Fragmento seleccionado
————————

Una suerte de química del error, de Antonio Arroyo Silva

Entonces, la poesía es un error que garantiza la existencia del hombre en el mundo, así como la del mundo mismo. Un error frente a la infalibilidad de la maquinaria de la razón.

Dice el ensayista francés Maurice Blanchot que el poeta concibe el lenguaje no como un sistema de expresión útil y cómodo, intermediario para el que desea comprender y ser comprendido, sino como una potencia de transformación y creación, nacida para formar enigmas más que para aclararlos. Entonces, la poesía es un error que garantiza la existencia del hombre en el mundo, así como la del mundo mismo. Un error frente a la infalibilidad de la maquinaria de la razón.

————————

Entradas tomadas de un conjunto de datos
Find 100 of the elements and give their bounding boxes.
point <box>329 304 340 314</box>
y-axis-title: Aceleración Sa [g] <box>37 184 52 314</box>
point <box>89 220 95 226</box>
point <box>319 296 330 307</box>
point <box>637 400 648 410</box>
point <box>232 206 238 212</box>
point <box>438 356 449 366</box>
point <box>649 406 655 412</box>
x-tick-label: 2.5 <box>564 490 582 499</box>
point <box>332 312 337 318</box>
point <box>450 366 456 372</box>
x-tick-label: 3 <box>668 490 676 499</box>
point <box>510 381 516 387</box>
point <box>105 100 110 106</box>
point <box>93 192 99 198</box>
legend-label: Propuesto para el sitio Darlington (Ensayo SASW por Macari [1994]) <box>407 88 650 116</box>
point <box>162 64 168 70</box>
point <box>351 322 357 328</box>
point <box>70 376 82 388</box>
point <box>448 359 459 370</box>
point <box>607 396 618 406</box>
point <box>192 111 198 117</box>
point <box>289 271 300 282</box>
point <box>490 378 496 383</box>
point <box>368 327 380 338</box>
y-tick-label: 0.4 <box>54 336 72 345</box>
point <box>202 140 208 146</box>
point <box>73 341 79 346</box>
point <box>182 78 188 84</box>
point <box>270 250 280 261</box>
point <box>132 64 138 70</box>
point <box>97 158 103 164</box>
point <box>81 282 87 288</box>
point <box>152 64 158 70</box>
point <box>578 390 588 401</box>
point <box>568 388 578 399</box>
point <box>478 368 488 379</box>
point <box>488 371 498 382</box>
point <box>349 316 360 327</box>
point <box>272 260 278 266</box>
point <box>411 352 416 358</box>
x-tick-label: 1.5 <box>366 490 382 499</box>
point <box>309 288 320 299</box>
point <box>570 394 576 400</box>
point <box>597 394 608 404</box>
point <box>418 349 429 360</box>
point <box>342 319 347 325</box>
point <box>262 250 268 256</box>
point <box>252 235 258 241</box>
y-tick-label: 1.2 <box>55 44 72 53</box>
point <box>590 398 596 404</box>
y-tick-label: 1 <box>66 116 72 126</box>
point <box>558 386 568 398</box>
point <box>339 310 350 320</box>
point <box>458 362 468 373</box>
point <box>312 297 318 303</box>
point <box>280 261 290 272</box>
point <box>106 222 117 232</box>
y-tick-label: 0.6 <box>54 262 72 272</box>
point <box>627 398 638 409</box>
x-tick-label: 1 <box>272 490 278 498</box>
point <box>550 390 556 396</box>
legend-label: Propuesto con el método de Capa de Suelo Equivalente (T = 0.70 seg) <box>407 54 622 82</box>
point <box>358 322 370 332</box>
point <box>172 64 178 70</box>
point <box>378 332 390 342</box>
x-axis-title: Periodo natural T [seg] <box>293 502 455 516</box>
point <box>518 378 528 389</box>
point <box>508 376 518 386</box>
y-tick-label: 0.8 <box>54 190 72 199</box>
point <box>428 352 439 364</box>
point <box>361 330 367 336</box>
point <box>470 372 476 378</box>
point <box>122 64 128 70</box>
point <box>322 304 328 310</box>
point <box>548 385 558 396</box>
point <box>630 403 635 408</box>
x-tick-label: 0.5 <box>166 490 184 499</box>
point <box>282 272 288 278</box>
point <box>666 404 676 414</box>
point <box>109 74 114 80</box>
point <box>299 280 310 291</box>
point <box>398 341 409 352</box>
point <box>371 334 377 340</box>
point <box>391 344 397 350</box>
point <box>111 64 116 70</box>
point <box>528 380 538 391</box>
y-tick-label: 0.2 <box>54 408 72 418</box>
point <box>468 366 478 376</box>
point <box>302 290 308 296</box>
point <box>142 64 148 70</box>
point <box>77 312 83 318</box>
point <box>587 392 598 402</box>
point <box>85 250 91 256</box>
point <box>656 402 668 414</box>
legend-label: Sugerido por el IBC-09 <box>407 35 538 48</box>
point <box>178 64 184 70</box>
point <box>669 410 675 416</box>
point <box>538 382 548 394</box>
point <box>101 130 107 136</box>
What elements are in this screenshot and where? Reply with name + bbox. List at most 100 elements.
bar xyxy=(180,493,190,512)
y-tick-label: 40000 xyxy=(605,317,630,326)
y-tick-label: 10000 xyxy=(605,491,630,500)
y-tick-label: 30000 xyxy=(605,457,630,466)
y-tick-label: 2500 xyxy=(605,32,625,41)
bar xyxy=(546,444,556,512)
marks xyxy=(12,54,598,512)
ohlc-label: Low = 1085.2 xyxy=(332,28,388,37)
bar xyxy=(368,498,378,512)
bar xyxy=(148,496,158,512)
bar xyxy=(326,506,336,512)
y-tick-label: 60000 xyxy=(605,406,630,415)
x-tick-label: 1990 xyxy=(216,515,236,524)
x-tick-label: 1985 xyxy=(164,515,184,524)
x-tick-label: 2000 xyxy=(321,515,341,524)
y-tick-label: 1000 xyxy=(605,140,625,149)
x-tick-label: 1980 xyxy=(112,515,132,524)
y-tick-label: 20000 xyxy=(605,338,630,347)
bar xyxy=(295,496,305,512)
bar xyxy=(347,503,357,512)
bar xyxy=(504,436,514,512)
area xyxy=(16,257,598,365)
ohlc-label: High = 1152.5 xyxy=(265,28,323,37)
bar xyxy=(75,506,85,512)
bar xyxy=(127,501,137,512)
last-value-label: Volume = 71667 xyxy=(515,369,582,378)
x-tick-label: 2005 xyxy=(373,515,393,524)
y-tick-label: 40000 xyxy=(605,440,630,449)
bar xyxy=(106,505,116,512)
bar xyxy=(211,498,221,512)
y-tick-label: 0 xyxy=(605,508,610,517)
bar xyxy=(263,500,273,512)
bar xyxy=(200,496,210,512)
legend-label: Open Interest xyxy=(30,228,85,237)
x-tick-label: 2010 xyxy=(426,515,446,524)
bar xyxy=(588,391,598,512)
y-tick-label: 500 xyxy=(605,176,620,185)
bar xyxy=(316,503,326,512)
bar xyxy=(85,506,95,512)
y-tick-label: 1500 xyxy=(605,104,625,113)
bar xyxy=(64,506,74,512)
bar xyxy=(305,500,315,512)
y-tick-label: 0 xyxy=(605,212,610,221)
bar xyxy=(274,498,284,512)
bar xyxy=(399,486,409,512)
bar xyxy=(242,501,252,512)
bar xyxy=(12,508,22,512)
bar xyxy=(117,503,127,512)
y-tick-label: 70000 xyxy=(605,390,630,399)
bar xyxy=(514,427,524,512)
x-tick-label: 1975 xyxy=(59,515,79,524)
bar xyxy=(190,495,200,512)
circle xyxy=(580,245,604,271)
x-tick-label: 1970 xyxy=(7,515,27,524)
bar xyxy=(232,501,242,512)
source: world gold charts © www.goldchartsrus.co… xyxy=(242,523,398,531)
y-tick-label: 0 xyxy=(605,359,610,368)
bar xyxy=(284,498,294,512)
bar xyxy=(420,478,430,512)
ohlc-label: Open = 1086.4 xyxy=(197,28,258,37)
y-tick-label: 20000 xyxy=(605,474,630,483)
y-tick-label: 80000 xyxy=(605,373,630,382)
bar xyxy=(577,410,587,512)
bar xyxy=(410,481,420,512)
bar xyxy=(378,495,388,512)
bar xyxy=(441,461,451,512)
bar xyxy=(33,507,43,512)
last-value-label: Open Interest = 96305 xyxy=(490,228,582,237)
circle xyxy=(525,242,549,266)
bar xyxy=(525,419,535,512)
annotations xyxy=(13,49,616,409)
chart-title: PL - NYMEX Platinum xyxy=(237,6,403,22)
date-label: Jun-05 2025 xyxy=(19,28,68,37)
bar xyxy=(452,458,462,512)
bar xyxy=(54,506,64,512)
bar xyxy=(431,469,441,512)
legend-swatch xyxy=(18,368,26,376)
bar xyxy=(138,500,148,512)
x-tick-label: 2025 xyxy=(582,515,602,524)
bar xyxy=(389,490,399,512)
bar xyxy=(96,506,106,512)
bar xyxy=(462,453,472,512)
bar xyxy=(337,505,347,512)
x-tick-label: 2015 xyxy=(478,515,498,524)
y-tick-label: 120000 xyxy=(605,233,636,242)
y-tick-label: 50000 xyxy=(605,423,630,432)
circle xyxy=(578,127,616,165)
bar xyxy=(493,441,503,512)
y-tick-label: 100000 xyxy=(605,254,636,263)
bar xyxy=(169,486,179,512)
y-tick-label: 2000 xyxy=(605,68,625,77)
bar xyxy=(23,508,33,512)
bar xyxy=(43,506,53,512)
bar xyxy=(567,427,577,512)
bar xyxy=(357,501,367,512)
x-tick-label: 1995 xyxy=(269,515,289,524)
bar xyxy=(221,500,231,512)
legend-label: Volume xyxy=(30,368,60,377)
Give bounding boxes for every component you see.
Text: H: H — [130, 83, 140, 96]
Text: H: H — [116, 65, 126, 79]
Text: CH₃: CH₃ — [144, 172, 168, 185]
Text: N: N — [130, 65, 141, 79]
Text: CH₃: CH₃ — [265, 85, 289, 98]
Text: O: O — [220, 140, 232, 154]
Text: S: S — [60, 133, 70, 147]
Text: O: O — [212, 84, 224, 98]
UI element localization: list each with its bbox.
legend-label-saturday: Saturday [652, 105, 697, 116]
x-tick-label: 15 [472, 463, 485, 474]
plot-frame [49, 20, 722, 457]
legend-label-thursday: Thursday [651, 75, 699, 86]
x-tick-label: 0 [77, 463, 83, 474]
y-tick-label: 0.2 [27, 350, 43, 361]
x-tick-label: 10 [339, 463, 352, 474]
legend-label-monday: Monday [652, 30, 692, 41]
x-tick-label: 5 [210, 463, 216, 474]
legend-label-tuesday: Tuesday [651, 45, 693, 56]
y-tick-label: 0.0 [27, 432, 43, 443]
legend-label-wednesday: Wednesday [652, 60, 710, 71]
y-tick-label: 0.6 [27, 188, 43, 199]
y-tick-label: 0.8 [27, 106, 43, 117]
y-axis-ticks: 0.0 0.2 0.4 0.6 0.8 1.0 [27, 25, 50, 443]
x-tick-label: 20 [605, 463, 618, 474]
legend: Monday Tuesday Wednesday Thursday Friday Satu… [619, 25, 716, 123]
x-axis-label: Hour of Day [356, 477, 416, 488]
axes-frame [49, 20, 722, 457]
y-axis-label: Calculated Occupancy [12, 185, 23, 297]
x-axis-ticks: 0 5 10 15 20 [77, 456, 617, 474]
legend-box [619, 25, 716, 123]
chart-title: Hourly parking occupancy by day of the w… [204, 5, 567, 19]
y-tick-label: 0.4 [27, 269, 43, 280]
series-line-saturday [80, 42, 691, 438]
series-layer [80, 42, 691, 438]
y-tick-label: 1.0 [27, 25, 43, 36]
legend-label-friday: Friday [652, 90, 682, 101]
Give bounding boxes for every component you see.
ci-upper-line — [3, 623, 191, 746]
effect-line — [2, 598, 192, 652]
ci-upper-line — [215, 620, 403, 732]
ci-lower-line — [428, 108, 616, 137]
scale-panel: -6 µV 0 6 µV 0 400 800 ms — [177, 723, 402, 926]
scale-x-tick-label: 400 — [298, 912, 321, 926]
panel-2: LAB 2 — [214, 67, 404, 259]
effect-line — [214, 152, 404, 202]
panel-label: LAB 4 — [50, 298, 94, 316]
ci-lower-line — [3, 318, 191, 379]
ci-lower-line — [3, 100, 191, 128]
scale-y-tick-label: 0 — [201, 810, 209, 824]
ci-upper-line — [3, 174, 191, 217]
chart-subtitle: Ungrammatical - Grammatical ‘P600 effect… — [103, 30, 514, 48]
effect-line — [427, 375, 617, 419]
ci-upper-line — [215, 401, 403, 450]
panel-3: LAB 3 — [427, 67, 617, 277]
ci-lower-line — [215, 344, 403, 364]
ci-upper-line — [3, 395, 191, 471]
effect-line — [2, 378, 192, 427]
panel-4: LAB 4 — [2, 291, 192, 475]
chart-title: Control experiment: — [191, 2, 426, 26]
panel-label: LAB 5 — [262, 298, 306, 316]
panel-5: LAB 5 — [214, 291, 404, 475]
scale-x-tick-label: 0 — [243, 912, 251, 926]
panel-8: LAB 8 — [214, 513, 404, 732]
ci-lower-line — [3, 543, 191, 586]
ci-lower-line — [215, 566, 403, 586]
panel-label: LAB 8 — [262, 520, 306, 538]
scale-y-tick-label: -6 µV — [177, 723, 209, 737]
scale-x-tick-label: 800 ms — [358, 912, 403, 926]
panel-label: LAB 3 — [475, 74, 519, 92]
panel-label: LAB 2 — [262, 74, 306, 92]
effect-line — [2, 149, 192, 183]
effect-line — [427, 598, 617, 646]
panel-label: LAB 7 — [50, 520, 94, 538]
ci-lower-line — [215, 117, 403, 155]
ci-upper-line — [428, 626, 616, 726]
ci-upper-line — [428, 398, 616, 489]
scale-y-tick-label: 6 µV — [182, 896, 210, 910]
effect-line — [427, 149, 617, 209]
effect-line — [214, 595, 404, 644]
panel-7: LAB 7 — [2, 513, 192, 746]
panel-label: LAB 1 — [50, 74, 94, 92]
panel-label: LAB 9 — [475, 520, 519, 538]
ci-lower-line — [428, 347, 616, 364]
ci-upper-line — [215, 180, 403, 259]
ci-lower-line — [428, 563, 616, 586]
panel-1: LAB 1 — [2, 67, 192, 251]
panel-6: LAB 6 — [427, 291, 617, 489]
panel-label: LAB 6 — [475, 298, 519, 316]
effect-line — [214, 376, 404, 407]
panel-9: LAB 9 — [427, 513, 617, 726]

————————

Tarea 1
En el fragmento seleccionado, ¿de qué idea atribuida a Maurice Blanchot se deduce, con el «Entonces», que la poesía es «un error que garantiza la existencia del hombre en el mundo»? Responda en una a tres oraciones.
Tarea 2
Traduzca al inglés esta oración del fragmento seleccionado: «Un error frente a la infalibilidad de la maquinaria de la razón.»
Tarea 3
Prolongue el texto sobre la poesía como error a partir de su última oración.
Las entradas no tienen ninguna función en este ejercicio.

Respuesta 1
Se deduce de la idea de que el poeta no concibe el lenguaje como un sistema de expresión útil y cómodo para comprender y ser comprendido. Lo concibe como una potencia de transformación y creación, nacida para formar enigmas más que para aclararlos.

Respuesta 2
An error in the face of the infallibility of the machinery of reason.

Respuesta 3
A través del lenguaje denotativo con que se pretende amoldar unos conceptos estereotipados a una realidad mucho más amplia de la que se refleja asumimos el control externo de nuestra conciencia. Pero esa realidad plagada no solo de luces y sombras donde la mayoría de las preguntas que siempre se ha planteado el ser humano sobre la vida, la muerte, su trascendencia o inmanencia quedan en un misterio sin resolver, a la que ni ideologías ni credos han sabido dar respuestas. El poeta sabe que lo importante no es la meta sino el camino, no llegar a la luz final, sino su andadura por caminos y sendas que se bifurcan, caídas al abismo. La meta, si acaso, es esta incertidumbre, esa sabiduría que hace que no desistamos ante tales retos sin solución, sin utilidad. Por eso la poesía es un error y el poema es la química de ese error. Un error necesario – diría el poeta César Antonio Molina –, para que el poeta se mantenga en su barricada creativa. No se concibe una creación genuina sin este espíritu crítico del que vengo hablándoles. Caso contrario, la poesía deja de ser tal y se transforma en una caja de resonancias, como la serpiente que empieza a devorar su propia cola.

Se dice que no hay nada nuevo bajo el sol. Cada paisaje, cada sentimiento, cada matiz es diferente a los ojos de cada persona y, en este caso, de cada poeta. Esto lo hablábamos hace unos días  mi amiga la poeta Isa Guerra y el que les escribe. No es más que una manera de certificar lo arriba expuesto. Pero si tomamos ese paisaje, ese sentimiento y lo encerramos en aquellos moldes a los que están acostumbrados los lectores, entonces no hemos escrito poesía.

Por otra parte, la poesía, como una sinfonía, se basa en hilar minúsculas imperfecciones o errores para lograr lo sublime de lo perfecto. No se puede partir de una supuesta perfección para lograr el poema.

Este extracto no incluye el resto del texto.